**PROBLEM TO SOLVE**
Your task is to print the material below exactly as presented.

**EXTRACTED DATA**
----------

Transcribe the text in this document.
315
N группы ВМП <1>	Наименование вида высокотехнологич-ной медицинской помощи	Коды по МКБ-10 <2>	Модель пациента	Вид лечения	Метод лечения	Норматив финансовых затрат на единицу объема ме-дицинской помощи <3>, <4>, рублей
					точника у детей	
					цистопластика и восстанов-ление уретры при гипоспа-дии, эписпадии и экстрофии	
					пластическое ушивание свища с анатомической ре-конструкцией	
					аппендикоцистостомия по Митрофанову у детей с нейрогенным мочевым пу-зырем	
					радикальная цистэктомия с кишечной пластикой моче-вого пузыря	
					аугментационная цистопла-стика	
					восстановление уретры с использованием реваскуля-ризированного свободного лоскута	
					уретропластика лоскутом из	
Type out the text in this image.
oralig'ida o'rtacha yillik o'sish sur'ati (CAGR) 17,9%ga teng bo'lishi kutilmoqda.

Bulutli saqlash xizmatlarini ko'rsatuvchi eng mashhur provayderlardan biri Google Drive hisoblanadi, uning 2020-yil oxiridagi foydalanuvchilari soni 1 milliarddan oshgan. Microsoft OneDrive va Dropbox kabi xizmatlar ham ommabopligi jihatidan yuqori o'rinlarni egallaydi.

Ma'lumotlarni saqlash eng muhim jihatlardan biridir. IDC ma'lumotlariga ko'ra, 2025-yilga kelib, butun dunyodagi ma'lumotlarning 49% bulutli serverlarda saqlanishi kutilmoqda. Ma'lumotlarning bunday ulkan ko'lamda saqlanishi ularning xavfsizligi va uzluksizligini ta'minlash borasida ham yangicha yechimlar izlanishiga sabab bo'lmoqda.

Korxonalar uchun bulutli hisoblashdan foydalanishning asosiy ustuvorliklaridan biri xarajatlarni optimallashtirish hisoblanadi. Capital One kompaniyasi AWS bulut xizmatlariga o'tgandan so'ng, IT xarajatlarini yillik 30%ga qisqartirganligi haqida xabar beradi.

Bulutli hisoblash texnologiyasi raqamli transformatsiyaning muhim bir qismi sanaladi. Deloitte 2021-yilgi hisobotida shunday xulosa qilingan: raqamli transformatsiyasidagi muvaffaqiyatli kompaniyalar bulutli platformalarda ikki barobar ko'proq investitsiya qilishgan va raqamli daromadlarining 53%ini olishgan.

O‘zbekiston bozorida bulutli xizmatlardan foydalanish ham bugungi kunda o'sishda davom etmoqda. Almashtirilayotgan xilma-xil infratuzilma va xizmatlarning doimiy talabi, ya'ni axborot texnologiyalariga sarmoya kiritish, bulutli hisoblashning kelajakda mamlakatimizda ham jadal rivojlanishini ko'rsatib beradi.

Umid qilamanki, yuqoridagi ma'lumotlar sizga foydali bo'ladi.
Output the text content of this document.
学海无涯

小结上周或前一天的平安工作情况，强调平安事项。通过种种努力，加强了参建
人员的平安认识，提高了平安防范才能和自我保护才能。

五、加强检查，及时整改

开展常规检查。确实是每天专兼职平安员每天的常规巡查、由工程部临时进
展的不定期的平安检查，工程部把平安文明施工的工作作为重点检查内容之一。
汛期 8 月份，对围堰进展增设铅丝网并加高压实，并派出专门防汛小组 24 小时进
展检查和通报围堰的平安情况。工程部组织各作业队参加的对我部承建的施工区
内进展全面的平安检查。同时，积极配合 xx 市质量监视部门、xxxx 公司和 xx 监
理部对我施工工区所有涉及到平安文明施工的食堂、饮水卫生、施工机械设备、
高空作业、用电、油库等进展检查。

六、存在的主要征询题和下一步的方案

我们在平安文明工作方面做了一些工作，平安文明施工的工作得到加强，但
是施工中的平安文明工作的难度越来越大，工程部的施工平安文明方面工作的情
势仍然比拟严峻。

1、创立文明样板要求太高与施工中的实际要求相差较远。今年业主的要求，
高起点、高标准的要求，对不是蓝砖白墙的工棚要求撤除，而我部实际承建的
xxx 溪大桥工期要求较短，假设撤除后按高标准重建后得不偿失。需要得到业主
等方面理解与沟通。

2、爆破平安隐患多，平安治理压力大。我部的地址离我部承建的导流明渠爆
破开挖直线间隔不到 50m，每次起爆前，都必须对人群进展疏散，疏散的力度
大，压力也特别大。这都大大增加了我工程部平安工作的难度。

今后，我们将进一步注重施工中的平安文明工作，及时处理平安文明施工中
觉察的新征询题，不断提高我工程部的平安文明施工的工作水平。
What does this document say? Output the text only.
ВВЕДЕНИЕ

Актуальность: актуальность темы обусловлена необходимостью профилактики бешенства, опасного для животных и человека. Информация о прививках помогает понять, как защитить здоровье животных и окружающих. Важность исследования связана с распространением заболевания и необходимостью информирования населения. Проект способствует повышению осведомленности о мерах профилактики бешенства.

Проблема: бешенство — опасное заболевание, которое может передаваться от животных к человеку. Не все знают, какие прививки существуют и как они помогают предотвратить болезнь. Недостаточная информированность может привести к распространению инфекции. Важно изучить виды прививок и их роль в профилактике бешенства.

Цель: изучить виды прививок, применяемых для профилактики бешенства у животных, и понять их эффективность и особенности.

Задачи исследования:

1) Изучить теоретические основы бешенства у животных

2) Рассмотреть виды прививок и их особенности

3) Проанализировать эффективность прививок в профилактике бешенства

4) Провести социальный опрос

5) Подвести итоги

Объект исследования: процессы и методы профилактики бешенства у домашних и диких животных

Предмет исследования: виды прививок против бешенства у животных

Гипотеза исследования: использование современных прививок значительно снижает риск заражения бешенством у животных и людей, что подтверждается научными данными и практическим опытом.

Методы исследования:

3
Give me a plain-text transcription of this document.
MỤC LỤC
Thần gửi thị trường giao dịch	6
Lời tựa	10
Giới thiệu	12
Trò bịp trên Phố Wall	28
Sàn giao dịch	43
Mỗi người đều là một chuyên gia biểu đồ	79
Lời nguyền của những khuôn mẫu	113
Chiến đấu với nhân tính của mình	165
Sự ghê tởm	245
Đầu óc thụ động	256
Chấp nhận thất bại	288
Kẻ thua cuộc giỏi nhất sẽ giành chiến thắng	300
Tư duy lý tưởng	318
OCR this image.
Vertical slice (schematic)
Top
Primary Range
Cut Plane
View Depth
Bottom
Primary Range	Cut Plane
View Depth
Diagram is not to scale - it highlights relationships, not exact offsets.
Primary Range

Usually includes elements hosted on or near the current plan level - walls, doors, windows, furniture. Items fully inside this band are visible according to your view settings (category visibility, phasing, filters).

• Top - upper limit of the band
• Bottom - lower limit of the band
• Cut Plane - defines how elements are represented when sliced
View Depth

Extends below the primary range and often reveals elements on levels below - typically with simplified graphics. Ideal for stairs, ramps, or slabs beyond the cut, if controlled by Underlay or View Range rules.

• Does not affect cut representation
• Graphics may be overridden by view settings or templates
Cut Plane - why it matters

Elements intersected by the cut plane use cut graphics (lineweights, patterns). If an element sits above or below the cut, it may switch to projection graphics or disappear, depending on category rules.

----------

**EXPECTED ANSWER**
Transcribe the text in this document.
315
N группы ВМП <1>	Наименование вида высокотехнологич-ной медицинской помощи	Коды по МКБ-10 <2>	Модель пациента	Вид лечения	Метод лечения	Норматив финансовых затрат на единицу объема ме-дицинской помощи <3>, <4>, рублей
					точника у детей	
					цистопластика и восстанов-ление уретры при гипоспа-дии, эписпадии и экстрофии	
					пластическое ушивание свища с анатомической ре-конструкцией	
					аппендикоцистостомия по Митрофанову у детей с нейрогенным мочевым пу-зырем	
					радикальная цистэктомия с кишечной пластикой моче-вого пузыря	
					аугментационная цистопла-стика	
					восстановление уретры с использованием реваскуля-ризированного свободного лоскута	
					уретропластика лоскутом из	
Type out the text in this image.
oralig'ida o'rtacha yillik o'sish sur'ati (CAGR) 17,9%ga teng bo'lishi kutilmoqda.

Bulutli saqlash xizmatlarini ko'rsatuvchi eng mashhur provayderlardan biri Google Drive hisoblanadi, uning 2020-yil oxiridagi foydalanuvchilari soni 1 milliarddan oshgan. Microsoft OneDrive va Dropbox kabi xizmatlar ham ommabopligi jihatidan yuqori o'rinlarni egallaydi.

Ma'lumotlarni saqlash eng muhim jihatlardan biridir. IDC ma'lumotlariga ko'ra, 2025-yilga kelib, butun dunyodagi ma'lumotlarning 49% bulutli serverlarda saqlanishi kutilmoqda. Ma'lumotlarning bunday ulkan ko'lamda saqlanishi ularning xavfsizligi va uzluksizligini ta'minlash borasida ham yangicha yechimlar izlanishiga sabab bo'lmoqda.

Korxonalar uchun bulutli hisoblashdan foydalanishning asosiy ustuvorliklaridan biri xarajatlarni optimallashtirish hisoblanadi. Capital One kompaniyasi AWS bulut xizmatlariga o'tgandan so'ng, IT xarajatlarini yillik 30%ga qisqartirganligi haqida xabar beradi.

Bulutli hisoblash texnologiyasi raqamli transformatsiyaning muhim bir qismi sanaladi. Deloitte 2021-yilgi hisobotida shunday xulosa qilingan: raqamli transformatsiyasidagi muvaffaqiyatli kompaniyalar bulutli platformalarda ikki barobar ko'proq investitsiya qilishgan va raqamli daromadlarining 53%ini olishgan.

O‘zbekiston bozorida bulutli xizmatlardan foydalanish ham bugungi kunda o'sishda davom etmoqda. Almashtirilayotgan xilma-xil infratuzilma va xizmatlarning doimiy talabi, ya'ni axborot texnologiyalariga sarmoya kiritish, bulutli hisoblashning kelajakda mamlakatimizda ham jadal rivojlanishini ko'rsatib beradi.

Umid qilamanki, yuqoridagi ma'lumotlar sizga foydali bo'ladi.
Output the text content of this document.
学海无涯

小结上周或前一天的平安工作情况，强调平安事项。通过种种努力，加强了参建
人员的平安认识，提高了平安防范才能和自我保护才能。

五、加强检查，及时整改

开展常规检查。确实是每天专兼职平安员每天的常规巡查、由工程部临时进
展的不定期的平安检查，工程部把平安文明施工的工作作为重点检查内容之一。
汛期 8 月份，对围堰进展增设铅丝网并加高压实，并派出专门防汛小组 24 小时进
展检查和通报围堰的平安情况。工程部组织各作业队参加的对我部承建的施工区
内进展全面的平安检查。同时，积极配合 xx 市质量监视部门、xxxx 公司和 xx 监
理部对我施工工区所有涉及到平安文明施工的食堂、饮水卫生、施工机械设备、
高空作业、用电、油库等进展检查。

六、存在的主要征询题和下一步的方案

我们在平安文明工作方面做了一些工作，平安文明施工的工作得到加强，但
是施工中的平安文明工作的难度越来越大，工程部的施工平安文明方面工作的情
势仍然比拟严峻。

1、创立文明样板要求太高与施工中的实际要求相差较远。今年业主的要求，
高起点、高标准的要求，对不是蓝砖白墙的工棚要求撤除，而我部实际承建的
xxx 溪大桥工期要求较短，假设撤除后按高标准重建后得不偿失。需要得到业主
等方面理解与沟通。

2、爆破平安隐患多，平安治理压力大。我部的地址离我部承建的导流明渠爆
破开挖直线间隔不到 50m，每次起爆前，都必须对人群进展疏散，疏散的力度
大，压力也特别大。这都大大增加了我工程部平安工作的难度。

今后，我们将进一步注重施工中的平安文明工作，及时处理平安文明施工中
觉察的新征询题，不断提高我工程部的平安文明施工的工作水平。
What does this document say? Output the text only.
ВВЕДЕНИЕ

Актуальность: актуальность темы обусловлена необходимостью профилактики бешенства, опасного для животных и человека. Информация о прививках помогает понять, как защитить здоровье животных и окружающих. Важность исследования связана с распространением заболевания и необходимостью информирования населения. Проект способствует повышению осведомленности о мерах профилактики бешенства.

Проблема: бешенство — опасное заболевание, которое может передаваться от животных к человеку. Не все знают, какие прививки существуют и как они помогают предотвратить болезнь. Недостаточная информированность может привести к распространению инфекции. Важно изучить виды прививок и их роль в профилактике бешенства.

Цель: изучить виды прививок, применяемых для профилактики бешенства у животных, и понять их эффективность и особенности.

Задачи исследования:

1) Изучить теоретические основы бешенства у животных

2) Рассмотреть виды прививок и их особенности

3) Проанализировать эффективность прививок в профилактике бешенства

4) Провести социальный опрос

5) Подвести итоги

Объект исследования: процессы и методы профилактики бешенства у домашних и диких животных

Предмет исследования: виды прививок против бешенства у животных

Гипотеза исследования: использование современных прививок значительно снижает риск заражения бешенством у животных и людей, что подтверждается научными данными и практическим опытом.

Методы исследования:

3
Give me a plain-text transcription of this document.
MỤC LỤC
Thần gửi thị trường giao dịch	6
Lời tựa	10
Giới thiệu	12
Trò bịp trên Phố Wall	28
Sàn giao dịch	43
Mỗi người đều là một chuyên gia biểu đồ	79
Lời nguyền của những khuôn mẫu	113
Chiến đấu với nhân tính của mình	165
Sự ghê tởm	245
Đầu óc thụ động	256
Chấp nhận thất bại	288
Kẻ thua cuộc giỏi nhất sẽ giành chiến thắng	300
Tư duy lý tưởng	318
OCR this image.
Vertical slice (schematic)
Top
Primary Range
Cut Plane
View Depth
Bottom
Primary Range	Cut Plane
View Depth
Diagram is not to scale - it highlights relationships, not exact offsets.
Primary Range

Usually includes elements hosted on or near the current plan level - walls, doors, windows, furniture. Items fully inside this band are visible according to your view settings (category visibility, phasing, filters).

• Top - upper limit of the band
• Bottom - lower limit of the band
• Cut Plane - defines how elements are represented when sliced
View Depth

Extends below the primary range and often reveals elements on levels below - typically with simplified graphics. Ideal for stairs, ramps, or slabs beyond the cut, if controlled by Underlay or View Range rules.

• Does not affect cut representation
• Graphics may be overridden by view settings or templates
Cut Plane - why it matters

Elements intersected by the cut plane use cut graphics (lineweights, patterns). If an element sits above or below the cut, it may switch to projection graphics or disappear, depending on category rules.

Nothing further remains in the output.